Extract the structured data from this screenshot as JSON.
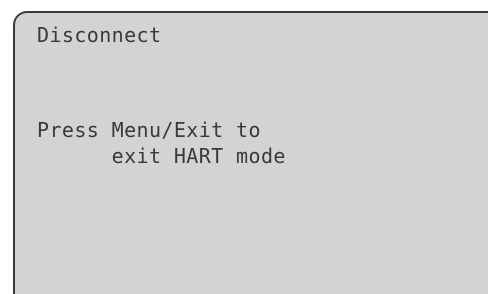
{
  "screen": {
    "title": "Disconnect",
    "message_line1": "Press Menu/Exit to",
    "message_line2": "      exit HART mode"
  },
  "colors": {
    "lcd_background": "#d3d3d3",
    "text": "#3a3a3a",
    "border": "#3a3a3a"
  }
}
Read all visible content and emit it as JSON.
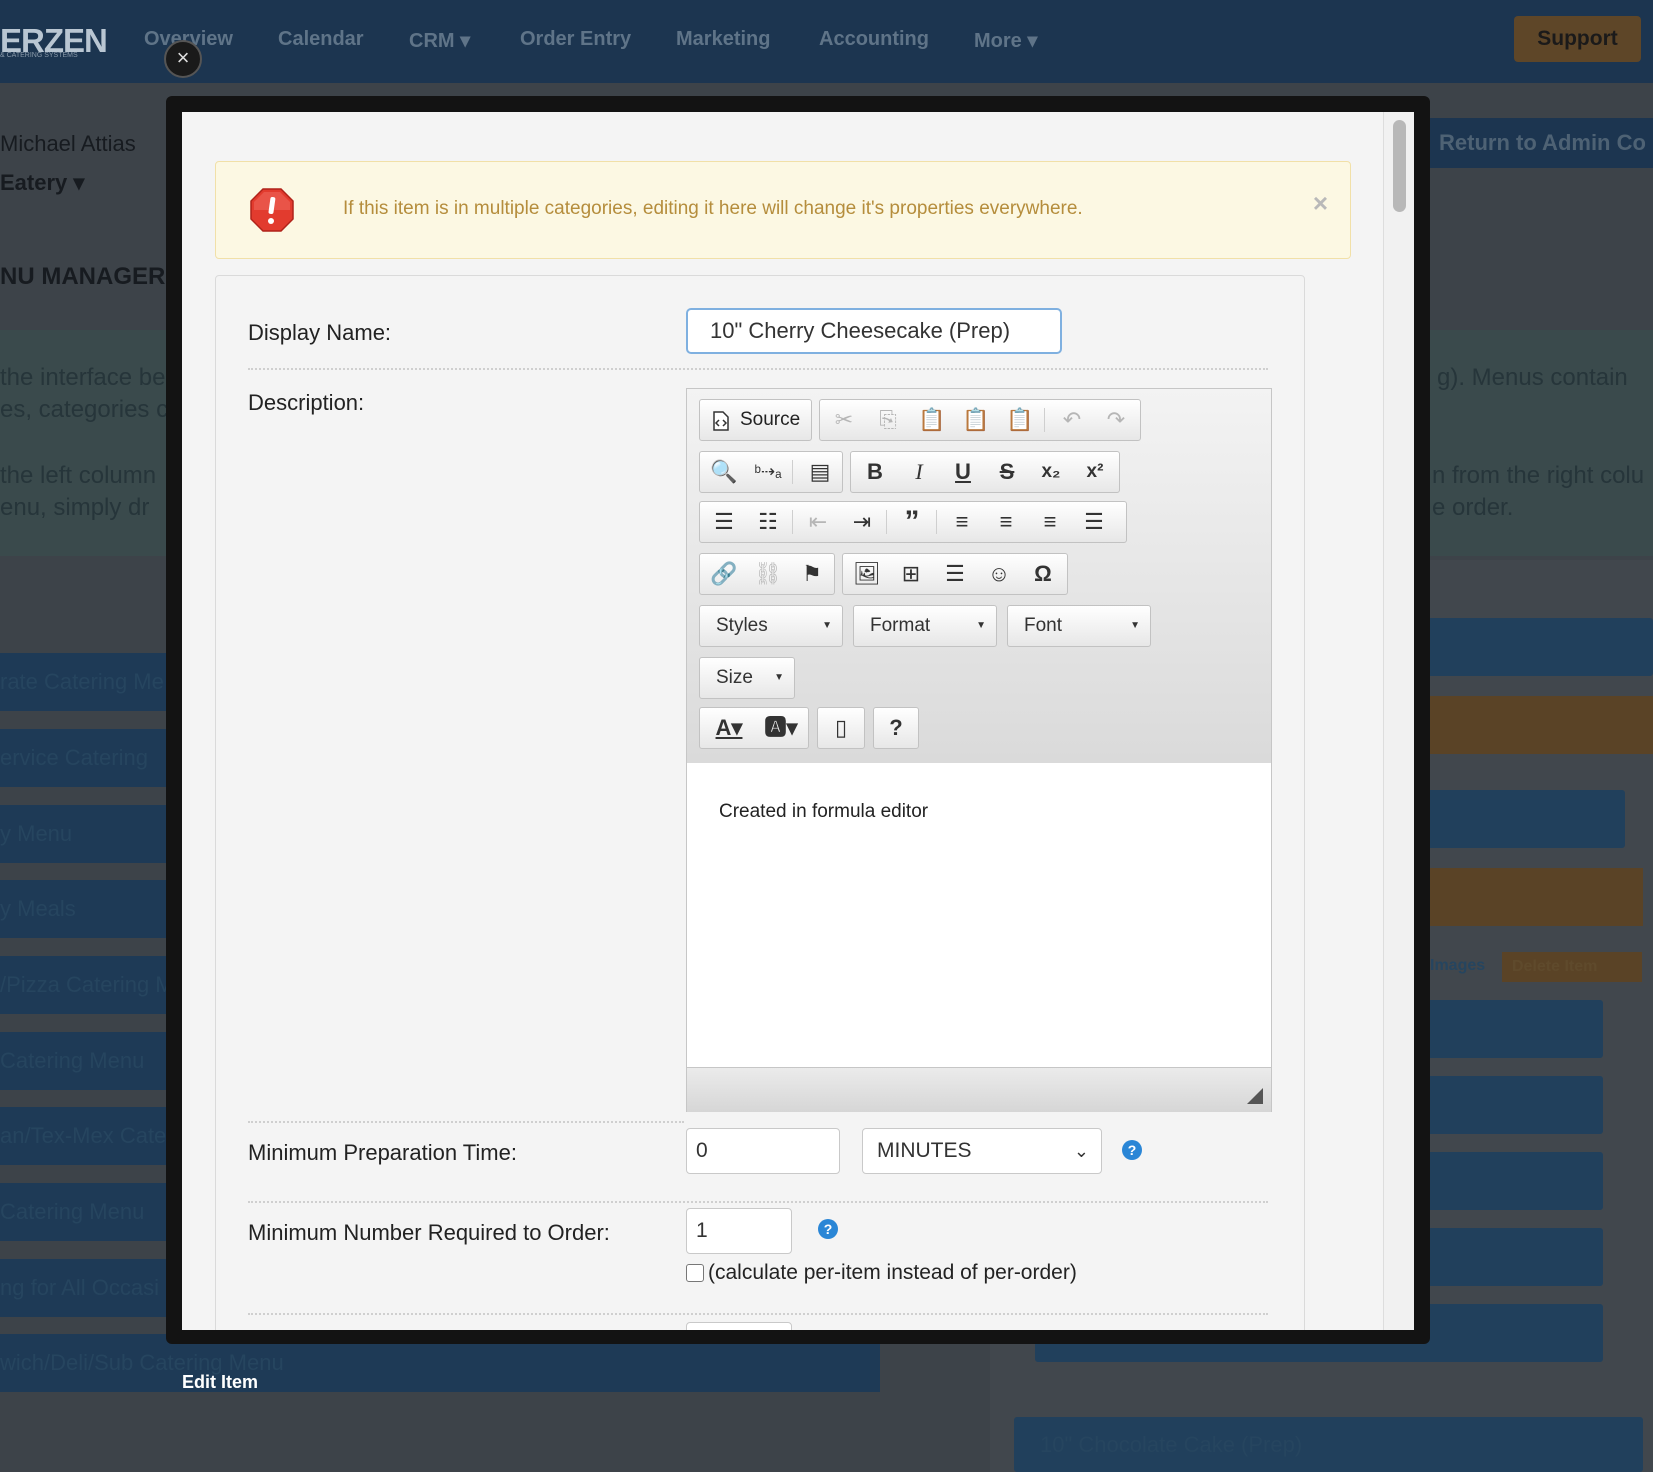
{
  "app": {
    "logo": "ERZEN",
    "logo_sub": "& CATERING SYSTEMS",
    "nav": [
      "Overview",
      "Calendar",
      "CRM ▾",
      "Order Entry",
      "Marketing",
      "Accounting",
      "More ▾"
    ],
    "support_label": "Support",
    "user_name": "Michael Attias",
    "location": "Eatery ▾",
    "page_title": "NU MANAGER",
    "admin_button": "Return to Admin Co",
    "info_lines": [
      "the interface be",
      "es, categories c",
      "the left column",
      "enu, simply dr"
    ],
    "info_right_lines": [
      "g). Menus contain",
      "n from the right colu",
      "e order."
    ],
    "menus": [
      "rate Catering Me",
      "ervice Catering",
      "y Menu",
      "y Meals",
      "/Pizza Catering M",
      "Catering Menu",
      "an/Tex-Mex Cate",
      " Catering Menu",
      "ng for All Occasi",
      "wich/Deli/Sub Catering Menu"
    ],
    "right_buttons": {
      "images": "Images",
      "delete": "Delete Item"
    },
    "right_bottom_item": "10\" Chocolate Cake (Prep)"
  },
  "modal": {
    "caption": "Edit Item",
    "alert_text": "If this item is in multiple categories, editing it here will change it's properties everywhere.",
    "alert_close": "×",
    "outer_close": "×",
    "display_name_label": "Display Name:",
    "display_name_value": "10\" Cherry Cheesecake (Prep)",
    "description_label": "Description:",
    "editor": {
      "source_label": "Source",
      "styles_label": "Styles",
      "format_label": "Format",
      "font_label": "Font",
      "size_label": "Size",
      "content": "Created in formula editor"
    },
    "prep_time_label": "Minimum Preparation Time:",
    "prep_time_value": "0",
    "prep_time_unit": "MINUTES",
    "min_number_label": "Minimum Number Required to Order:",
    "min_number_value": "1",
    "per_item_label": "(calculate per-item instead of per-order)"
  },
  "colors": {
    "alert_bg": "#fcf8e3",
    "alert_text": "#b58d3c",
    "help_icon": "#2a86d6",
    "nav_bg": "#1c3550",
    "support_bg": "#5e4628"
  }
}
------------------------------
From the data above, write out everything exactly except the pictures.

Extract the structured data from this screenshot as JSON.
{
  "screen": {
    "title": "Disconnect",
    "message_line1": "Press Menu/Exit to",
    "message_line2": "      exit HART mode"
  },
  "colors": {
    "lcd_background": "#d3d3d3",
    "text": "#3a3a3a",
    "border": "#3a3a3a"
  }
}
Read all visible content and emit it as JSON.
{
  "app": {
    "logo": "ERZEN",
    "logo_sub": "& CATERING SYSTEMS",
    "nav": [
      "Overview",
      "Calendar",
      "CRM ▾",
      "Order Entry",
      "Marketing",
      "Accounting",
      "More ▾"
    ],
    "support_label": "Support",
    "user_name": "Michael Attias",
    "location": "Eatery ▾",
    "page_title": "NU MANAGER",
    "admin_button": "Return to Admin Co",
    "info_lines": [
      "the interface be",
      "es, categories c",
      "the left column",
      "enu, simply dr"
    ],
    "info_right_lines": [
      "g). Menus contain",
      "n from the right colu",
      "e order."
    ],
    "menus": [
      "rate Catering Me",
      "ervice Catering",
      "y Menu",
      "y Meals",
      "/Pizza Catering M",
      "Catering Menu",
      "an/Tex-Mex Cate",
      " Catering Menu",
      "ng for All Occasi",
      "wich/Deli/Sub Catering Menu"
    ],
    "right_buttons": {
      "images": "Images",
      "delete": "Delete Item"
    },
    "right_bottom_item": "10\" Chocolate Cake (Prep)"
  },
  "modal": {
    "caption": "Edit Item",
    "alert_text": "If this item is in multiple categories, editing it here will change it's properties everywhere.",
    "alert_close": "×",
    "outer_close": "×",
    "display_name_label": "Display Name:",
    "display_name_value": "10\" Cherry Cheesecake (Prep)",
    "description_label": "Description:",
    "editor": {
      "source_label": "Source",
      "styles_label": "Styles",
      "format_label": "Format",
      "font_label": "Font",
      "size_label": "Size",
      "content": "Created in formula editor"
    },
    "prep_time_label": "Minimum Preparation Time:",
    "prep_time_value": "0",
    "prep_time_unit": "MINUTES",
    "min_number_label": "Minimum Number Required to Order:",
    "min_number_value": "1",
    "per_item_label": "(calculate per-item instead of per-order)"
  },
  "colors": {
    "alert_bg": "#fcf8e3",
    "alert_text": "#b58d3c",
    "help_icon": "#2a86d6",
    "nav_bg": "#1c3550",
    "support_bg": "#5e4628"
  }
}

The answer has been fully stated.